## EXERCISE MATERIAL
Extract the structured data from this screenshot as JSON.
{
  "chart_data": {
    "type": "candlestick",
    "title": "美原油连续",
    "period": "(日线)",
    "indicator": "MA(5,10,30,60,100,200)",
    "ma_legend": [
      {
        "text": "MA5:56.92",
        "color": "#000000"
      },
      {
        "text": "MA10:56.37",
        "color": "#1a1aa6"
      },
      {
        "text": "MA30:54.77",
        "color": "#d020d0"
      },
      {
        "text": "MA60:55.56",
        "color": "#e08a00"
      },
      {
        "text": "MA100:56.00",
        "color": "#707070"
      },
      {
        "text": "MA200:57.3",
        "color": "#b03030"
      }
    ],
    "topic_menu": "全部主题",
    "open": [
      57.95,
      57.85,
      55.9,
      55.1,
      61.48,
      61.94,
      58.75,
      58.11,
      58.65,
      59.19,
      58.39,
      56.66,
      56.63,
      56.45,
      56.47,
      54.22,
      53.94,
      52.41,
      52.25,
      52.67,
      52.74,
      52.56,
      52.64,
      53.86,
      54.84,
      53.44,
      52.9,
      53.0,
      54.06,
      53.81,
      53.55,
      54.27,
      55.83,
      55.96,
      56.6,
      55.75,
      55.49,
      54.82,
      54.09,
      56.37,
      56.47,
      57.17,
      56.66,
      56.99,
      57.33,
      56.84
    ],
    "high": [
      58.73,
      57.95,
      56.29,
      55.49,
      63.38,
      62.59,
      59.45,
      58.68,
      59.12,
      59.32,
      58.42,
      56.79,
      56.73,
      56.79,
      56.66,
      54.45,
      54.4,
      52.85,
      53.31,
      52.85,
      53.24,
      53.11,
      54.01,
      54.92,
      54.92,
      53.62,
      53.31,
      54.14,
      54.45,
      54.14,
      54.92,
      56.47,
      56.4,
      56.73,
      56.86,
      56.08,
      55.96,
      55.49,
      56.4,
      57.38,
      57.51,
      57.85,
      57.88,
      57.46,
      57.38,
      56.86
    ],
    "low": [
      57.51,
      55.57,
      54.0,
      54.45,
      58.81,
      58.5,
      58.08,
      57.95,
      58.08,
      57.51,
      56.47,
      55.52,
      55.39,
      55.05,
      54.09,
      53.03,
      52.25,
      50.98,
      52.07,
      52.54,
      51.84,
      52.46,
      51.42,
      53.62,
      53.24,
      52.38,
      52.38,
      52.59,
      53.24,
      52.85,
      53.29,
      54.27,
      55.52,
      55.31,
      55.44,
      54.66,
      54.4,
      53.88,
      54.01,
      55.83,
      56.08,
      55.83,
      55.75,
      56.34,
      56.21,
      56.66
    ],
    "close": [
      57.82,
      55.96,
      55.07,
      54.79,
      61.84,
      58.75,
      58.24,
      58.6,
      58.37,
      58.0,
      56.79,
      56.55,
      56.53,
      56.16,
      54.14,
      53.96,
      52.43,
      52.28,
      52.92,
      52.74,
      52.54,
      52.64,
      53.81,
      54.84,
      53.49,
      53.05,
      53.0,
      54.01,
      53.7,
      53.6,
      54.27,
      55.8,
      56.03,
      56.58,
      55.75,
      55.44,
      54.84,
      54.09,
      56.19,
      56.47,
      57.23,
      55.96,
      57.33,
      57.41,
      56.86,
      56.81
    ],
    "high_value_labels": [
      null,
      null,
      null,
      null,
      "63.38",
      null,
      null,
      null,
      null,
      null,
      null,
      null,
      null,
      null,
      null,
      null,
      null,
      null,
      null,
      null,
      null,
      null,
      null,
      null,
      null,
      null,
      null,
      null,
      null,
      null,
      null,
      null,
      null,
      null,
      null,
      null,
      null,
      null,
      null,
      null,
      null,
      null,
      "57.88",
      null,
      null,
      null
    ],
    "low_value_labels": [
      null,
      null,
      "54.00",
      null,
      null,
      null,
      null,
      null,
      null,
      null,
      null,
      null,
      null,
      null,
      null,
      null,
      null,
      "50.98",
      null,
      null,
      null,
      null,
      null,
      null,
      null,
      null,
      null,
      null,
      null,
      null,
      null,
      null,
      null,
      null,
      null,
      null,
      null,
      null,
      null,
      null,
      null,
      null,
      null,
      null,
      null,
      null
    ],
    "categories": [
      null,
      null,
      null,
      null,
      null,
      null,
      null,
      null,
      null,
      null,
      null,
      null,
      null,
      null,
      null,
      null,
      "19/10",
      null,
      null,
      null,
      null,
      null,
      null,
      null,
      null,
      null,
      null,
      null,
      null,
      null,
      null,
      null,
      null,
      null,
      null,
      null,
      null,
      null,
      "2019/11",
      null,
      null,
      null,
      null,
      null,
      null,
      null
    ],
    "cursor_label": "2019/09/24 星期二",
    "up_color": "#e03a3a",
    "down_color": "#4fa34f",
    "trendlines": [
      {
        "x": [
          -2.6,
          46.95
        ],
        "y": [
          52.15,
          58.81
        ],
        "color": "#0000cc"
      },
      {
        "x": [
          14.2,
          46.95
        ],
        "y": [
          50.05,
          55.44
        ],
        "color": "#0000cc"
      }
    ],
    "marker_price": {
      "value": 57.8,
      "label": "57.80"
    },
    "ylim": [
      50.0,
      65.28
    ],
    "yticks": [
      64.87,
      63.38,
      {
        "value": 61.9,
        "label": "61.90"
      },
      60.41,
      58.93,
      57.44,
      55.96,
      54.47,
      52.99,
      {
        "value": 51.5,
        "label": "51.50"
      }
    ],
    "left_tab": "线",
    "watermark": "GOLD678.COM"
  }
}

## WHAT YOU SHOULD DO
Write out all the data again, exactly as it appears.

## ANSWER FOR THIS EXERCISE
Extract the structured data from this screenshot as JSON.
{
  "chart_data": {
    "type": "candlestick",
    "title": "美原油连续",
    "period": "(日线)",
    "indicator": "MA(5,10,30,60,100,200)",
    "ma_legend": [
      {
        "text": "MA5:56.92",
        "color": "#000000"
      },
      {
        "text": "MA10:56.37",
        "color": "#1a1aa6"
      },
      {
        "text": "MA30:54.77",
        "color": "#d020d0"
      },
      {
        "text": "MA60:55.56",
        "color": "#e08a00"
      },
      {
        "text": "MA100:56.00",
        "color": "#707070"
      },
      {
        "text": "MA200:57.3",
        "color": "#b03030"
      }
    ],
    "topic_menu": "全部主题",
    "open": [
      57.95,
      57.85,
      55.9,
      55.1,
      61.48,
      61.94,
      58.75,
      58.11,
      58.65,
      59.19,
      58.39,
      56.66,
      56.63,
      56.45,
      56.47,
      54.22,
      53.94,
      52.41,
      52.25,
      52.67,
      52.74,
      52.56,
      52.64,
      53.86,
      54.84,
      53.44,
      52.9,
      53.0,
      54.06,
      53.81,
      53.55,
      54.27,
      55.83,
      55.96,
      56.6,
      55.75,
      55.49,
      54.82,
      54.09,
      56.37,
      56.47,
      57.17,
      56.66,
      56.99,
      57.33,
      56.84
    ],
    "high": [
      58.73,
      57.95,
      56.29,
      55.49,
      63.38,
      62.59,
      59.45,
      58.68,
      59.12,
      59.32,
      58.42,
      56.79,
      56.73,
      56.79,
      56.66,
      54.45,
      54.4,
      52.85,
      53.31,
      52.85,
      53.24,
      53.11,
      54.01,
      54.92,
      54.92,
      53.62,
      53.31,
      54.14,
      54.45,
      54.14,
      54.92,
      56.47,
      56.4,
      56.73,
      56.86,
      56.08,
      55.96,
      55.49,
      56.4,
      57.38,
      57.51,
      57.85,
      57.88,
      57.46,
      57.38,
      56.86
    ],
    "low": [
      57.51,
      55.57,
      54.0,
      54.45,
      58.81,
      58.5,
      58.08,
      57.95,
      58.08,
      57.51,
      56.47,
      55.52,
      55.39,
      55.05,
      54.09,
      53.03,
      52.25,
      50.98,
      52.07,
      52.54,
      51.84,
      52.46,
      51.42,
      53.62,
      53.24,
      52.38,
      52.38,
      52.59,
      53.24,
      52.85,
      53.29,
      54.27,
      55.52,
      55.31,
      55.44,
      54.66,
      54.4,
      53.88,
      54.01,
      55.83,
      56.08,
      55.83,
      55.75,
      56.34,
      56.21,
      56.66
    ],
    "close": [
      57.82,
      55.96,
      55.07,
      54.79,
      61.84,
      58.75,
      58.24,
      58.6,
      58.37,
      58.0,
      56.79,
      56.55,
      56.53,
      56.16,
      54.14,
      53.96,
      52.43,
      52.28,
      52.92,
      52.74,
      52.54,
      52.64,
      53.81,
      54.84,
      53.49,
      53.05,
      53.0,
      54.01,
      53.7,
      53.6,
      54.27,
      55.8,
      56.03,
      56.58,
      55.75,
      55.44,
      54.84,
      54.09,
      56.19,
      56.47,
      57.23,
      55.96,
      57.33,
      57.41,
      56.86,
      56.81
    ],
    "high_value_labels": [
      null,
      null,
      null,
      null,
      "63.38",
      null,
      null,
      null,
      null,
      null,
      null,
      null,
      null,
      null,
      null,
      null,
      null,
      null,
      null,
      null,
      null,
      null,
      null,
      null,
      null,
      null,
      null,
      null,
      null,
      null,
      null,
      null,
      null,
      null,
      null,
      null,
      null,
      null,
      null,
      null,
      null,
      null,
      "57.88",
      null,
      null,
      null
    ],
    "low_value_labels": [
      null,
      null,
      "54.00",
      null,
      null,
      null,
      null,
      null,
      null,
      null,
      null,
      null,
      null,
      null,
      null,
      null,
      null,
      "50.98",
      null,
      null,
      null,
      null,
      null,
      null,
      null,
      null,
      null,
      null,
      null,
      null,
      null,
      null,
      null,
      null,
      null,
      null,
      null,
      null,
      null,
      null,
      null,
      null,
      null,
      null,
      null,
      null
    ],
    "categories": [
      null,
      null,
      null,
      null,
      null,
      null,
      null,
      null,
      null,
      null,
      null,
      null,
      null,
      null,
      null,
      null,
      "19/10",
      null,
      null,
      null,
      null,
      null,
      null,
      null,
      null,
      null,
      null,
      null,
      null,
      null,
      null,
      null,
      null,
      null,
      null,
      null,
      null,
      null,
      "2019/11",
      null,
      null,
      null,
      null,
      null,
      null,
      null
    ],
    "cursor_label": "2019/09/24 星期二",
    "up_color": "#e03a3a",
    "down_color": "#4fa34f",
    "trendlines": [
      {
        "x": [
          -2.6,
          46.95
        ],
        "y": [
          52.15,
          58.81
        ],
        "color": "#0000cc"
      },
      {
        "x": [
          14.2,
          46.95
        ],
        "y": [
          50.05,
          55.44
        ],
        "color": "#0000cc"
      }
    ],
    "marker_price": {
      "value": 57.8,
      "label": "57.80"
    },
    "ylim": [
      50.0,
      65.28
    ],
    "yticks": [
      64.87,
      63.38,
      {
        "value": 61.9,
        "label": "61.90"
      },
      60.41,
      58.93,
      57.44,
      55.96,
      54.47,
      52.99,
      {
        "value": 51.5,
        "label": "51.50"
      }
    ],
    "left_tab": "线",
    "watermark": "GOLD678.COM"
  }
}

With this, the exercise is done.